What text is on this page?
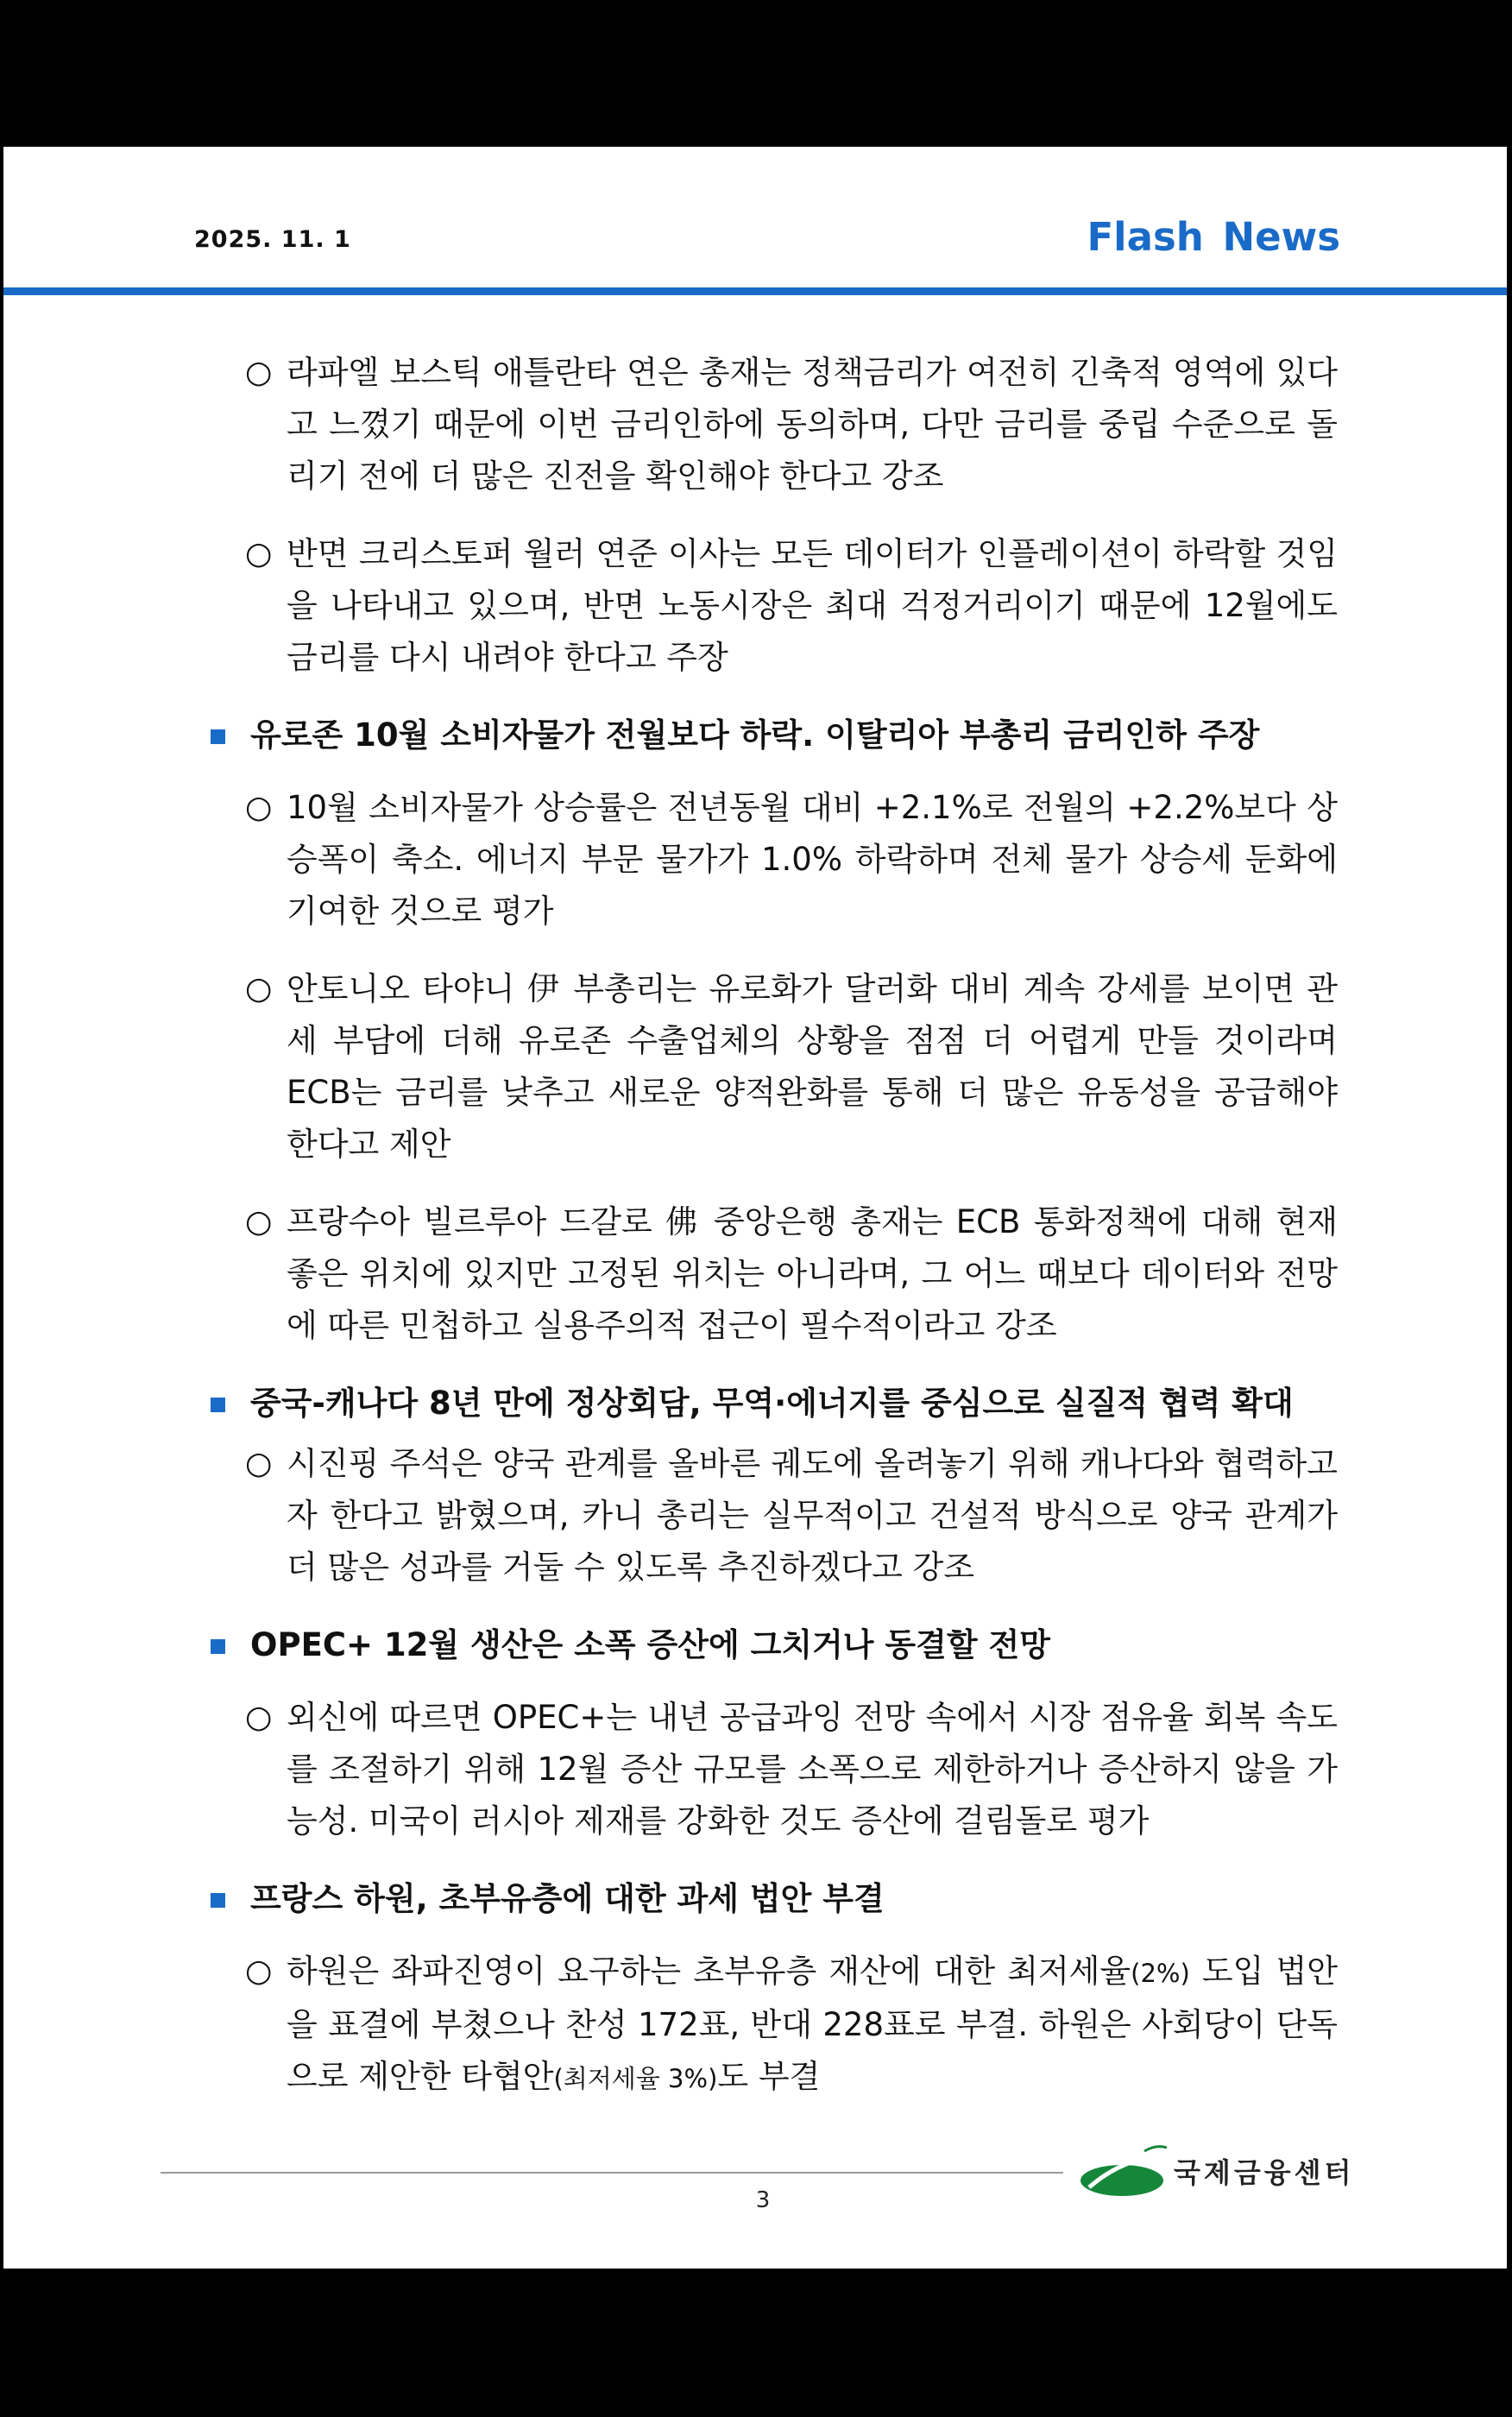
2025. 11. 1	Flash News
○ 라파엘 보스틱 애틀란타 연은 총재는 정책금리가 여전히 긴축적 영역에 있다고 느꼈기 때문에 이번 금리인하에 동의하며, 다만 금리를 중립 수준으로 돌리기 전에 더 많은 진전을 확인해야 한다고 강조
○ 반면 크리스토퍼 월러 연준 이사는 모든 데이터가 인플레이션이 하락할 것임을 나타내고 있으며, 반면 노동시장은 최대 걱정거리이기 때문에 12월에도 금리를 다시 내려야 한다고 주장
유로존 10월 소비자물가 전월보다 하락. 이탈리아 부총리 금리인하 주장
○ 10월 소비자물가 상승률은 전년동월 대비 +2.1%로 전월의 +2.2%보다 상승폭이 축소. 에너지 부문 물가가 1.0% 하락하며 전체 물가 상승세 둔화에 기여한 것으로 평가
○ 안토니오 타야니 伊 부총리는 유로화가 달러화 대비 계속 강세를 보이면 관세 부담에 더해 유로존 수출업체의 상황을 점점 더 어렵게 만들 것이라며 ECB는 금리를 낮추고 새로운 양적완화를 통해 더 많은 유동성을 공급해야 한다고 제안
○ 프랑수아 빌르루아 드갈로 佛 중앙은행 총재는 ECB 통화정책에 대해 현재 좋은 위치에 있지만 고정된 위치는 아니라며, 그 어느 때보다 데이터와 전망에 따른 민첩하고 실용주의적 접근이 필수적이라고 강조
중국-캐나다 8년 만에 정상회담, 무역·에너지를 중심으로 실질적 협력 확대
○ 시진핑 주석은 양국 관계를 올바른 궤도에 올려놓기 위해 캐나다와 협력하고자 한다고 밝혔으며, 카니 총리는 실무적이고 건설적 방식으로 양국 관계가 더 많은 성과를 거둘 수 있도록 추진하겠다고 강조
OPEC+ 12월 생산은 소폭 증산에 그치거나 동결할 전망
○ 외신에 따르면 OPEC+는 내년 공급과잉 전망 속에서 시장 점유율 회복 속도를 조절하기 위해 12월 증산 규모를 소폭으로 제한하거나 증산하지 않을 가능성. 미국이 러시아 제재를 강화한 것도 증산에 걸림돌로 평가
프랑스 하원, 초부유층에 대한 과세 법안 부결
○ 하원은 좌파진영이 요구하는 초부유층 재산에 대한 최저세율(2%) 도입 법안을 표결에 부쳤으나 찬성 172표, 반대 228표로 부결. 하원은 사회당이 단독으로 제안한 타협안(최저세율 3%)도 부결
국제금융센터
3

□ □ □ □ □

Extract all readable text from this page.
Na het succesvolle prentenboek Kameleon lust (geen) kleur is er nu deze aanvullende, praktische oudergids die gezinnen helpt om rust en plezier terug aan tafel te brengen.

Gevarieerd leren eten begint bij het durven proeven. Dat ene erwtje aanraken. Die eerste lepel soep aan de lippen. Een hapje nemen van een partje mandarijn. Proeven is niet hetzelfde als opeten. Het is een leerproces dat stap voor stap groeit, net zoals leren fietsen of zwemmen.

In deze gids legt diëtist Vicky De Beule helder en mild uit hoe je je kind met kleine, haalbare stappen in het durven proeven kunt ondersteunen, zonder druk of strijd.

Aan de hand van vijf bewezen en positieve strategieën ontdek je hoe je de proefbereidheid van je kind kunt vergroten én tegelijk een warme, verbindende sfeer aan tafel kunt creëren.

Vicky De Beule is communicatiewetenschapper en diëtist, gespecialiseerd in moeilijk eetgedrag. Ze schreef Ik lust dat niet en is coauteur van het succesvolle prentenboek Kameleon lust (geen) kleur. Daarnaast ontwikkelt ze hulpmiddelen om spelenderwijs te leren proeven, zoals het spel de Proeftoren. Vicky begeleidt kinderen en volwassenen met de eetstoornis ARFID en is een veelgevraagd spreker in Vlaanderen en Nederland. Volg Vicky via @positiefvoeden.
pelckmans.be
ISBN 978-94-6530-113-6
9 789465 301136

□ □ □ □ □

**WHAT YOU ARE ASKED TO DO:** Count the lines in the material above where the string "kleur" appears, then state only that count.

**SOLUTION FOR THIS TASK:** 2